▶ _Raw records_
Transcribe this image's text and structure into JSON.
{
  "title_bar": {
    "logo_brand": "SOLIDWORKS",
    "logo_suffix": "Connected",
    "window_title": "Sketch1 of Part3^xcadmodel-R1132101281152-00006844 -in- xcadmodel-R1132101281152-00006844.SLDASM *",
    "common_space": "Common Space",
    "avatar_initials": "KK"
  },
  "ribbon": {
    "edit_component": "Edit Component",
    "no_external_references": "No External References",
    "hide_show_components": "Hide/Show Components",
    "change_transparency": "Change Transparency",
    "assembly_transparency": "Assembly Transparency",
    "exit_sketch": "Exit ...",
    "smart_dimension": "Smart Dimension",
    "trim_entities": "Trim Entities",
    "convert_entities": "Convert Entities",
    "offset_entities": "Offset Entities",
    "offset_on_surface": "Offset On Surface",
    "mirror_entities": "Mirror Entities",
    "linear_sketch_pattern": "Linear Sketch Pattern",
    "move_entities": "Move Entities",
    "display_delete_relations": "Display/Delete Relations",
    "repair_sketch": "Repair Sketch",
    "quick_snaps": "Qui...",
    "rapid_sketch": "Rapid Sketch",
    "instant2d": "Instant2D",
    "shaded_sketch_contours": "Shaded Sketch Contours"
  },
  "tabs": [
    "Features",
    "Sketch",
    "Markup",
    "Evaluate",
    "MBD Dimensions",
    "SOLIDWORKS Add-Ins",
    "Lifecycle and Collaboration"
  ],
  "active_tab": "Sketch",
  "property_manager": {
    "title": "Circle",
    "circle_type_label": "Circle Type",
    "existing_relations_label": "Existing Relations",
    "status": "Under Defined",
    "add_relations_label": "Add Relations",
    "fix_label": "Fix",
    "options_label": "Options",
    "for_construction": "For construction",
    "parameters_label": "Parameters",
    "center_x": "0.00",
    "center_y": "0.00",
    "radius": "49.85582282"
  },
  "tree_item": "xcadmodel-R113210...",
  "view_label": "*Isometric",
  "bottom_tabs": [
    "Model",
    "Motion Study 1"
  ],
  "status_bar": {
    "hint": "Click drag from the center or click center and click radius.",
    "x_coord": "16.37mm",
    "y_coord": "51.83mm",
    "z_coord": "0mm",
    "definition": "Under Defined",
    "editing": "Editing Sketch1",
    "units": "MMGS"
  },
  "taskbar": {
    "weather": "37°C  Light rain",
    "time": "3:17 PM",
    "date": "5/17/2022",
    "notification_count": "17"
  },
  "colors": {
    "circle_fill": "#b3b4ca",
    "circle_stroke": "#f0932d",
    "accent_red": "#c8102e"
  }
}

▶ _What to produce_
Your task is to transcribe the listing above in full, exactly as given.

▶ _Answer to this task_
Transcribe this image's text and structure into JSON.
{
  "title_bar": {
    "logo_brand": "SOLIDWORKS",
    "logo_suffix": "Connected",
    "window_title": "Sketch1 of Part3^xcadmodel-R1132101281152-00006844 -in- xcadmodel-R1132101281152-00006844.SLDASM *",
    "common_space": "Common Space",
    "avatar_initials": "KK"
  },
  "ribbon": {
    "edit_component": "Edit Component",
    "no_external_references": "No External References",
    "hide_show_components": "Hide/Show Components",
    "change_transparency": "Change Transparency",
    "assembly_transparency": "Assembly Transparency",
    "exit_sketch": "Exit ...",
    "smart_dimension": "Smart Dimension",
    "trim_entities": "Trim Entities",
    "convert_entities": "Convert Entities",
    "offset_entities": "Offset Entities",
    "offset_on_surface": "Offset On Surface",
    "mirror_entities": "Mirror Entities",
    "linear_sketch_pattern": "Linear Sketch Pattern",
    "move_entities": "Move Entities",
    "display_delete_relations": "Display/Delete Relations",
    "repair_sketch": "Repair Sketch",
    "quick_snaps": "Qui...",
    "rapid_sketch": "Rapid Sketch",
    "instant2d": "Instant2D",
    "shaded_sketch_contours": "Shaded Sketch Contours"
  },
  "tabs": [
    "Features",
    "Sketch",
    "Markup",
    "Evaluate",
    "MBD Dimensions",
    "SOLIDWORKS Add-Ins",
    "Lifecycle and Collaboration"
  ],
  "active_tab": "Sketch",
  "property_manager": {
    "title": "Circle",
    "circle_type_label": "Circle Type",
    "existing_relations_label": "Existing Relations",
    "status": "Under Defined",
    "add_relations_label": "Add Relations",
    "fix_label": "Fix",
    "options_label": "Options",
    "for_construction": "For construction",
    "parameters_label": "Parameters",
    "center_x": "0.00",
    "center_y": "0.00",
    "radius": "49.85582282"
  },
  "tree_item": "xcadmodel-R113210...",
  "view_label": "*Isometric",
  "bottom_tabs": [
    "Model",
    "Motion Study 1"
  ],
  "status_bar": {
    "hint": "Click drag from the center or click center and click radius.",
    "x_coord": "16.37mm",
    "y_coord": "51.83mm",
    "z_coord": "0mm",
    "definition": "Under Defined",
    "editing": "Editing Sketch1",
    "units": "MMGS"
  },
  "taskbar": {
    "weather": "37°C  Light rain",
    "time": "3:17 PM",
    "date": "5/17/2022",
    "notification_count": "17"
  },
  "colors": {
    "circle_fill": "#b3b4ca",
    "circle_stroke": "#f0932d",
    "accent_red": "#c8102e"
  }
}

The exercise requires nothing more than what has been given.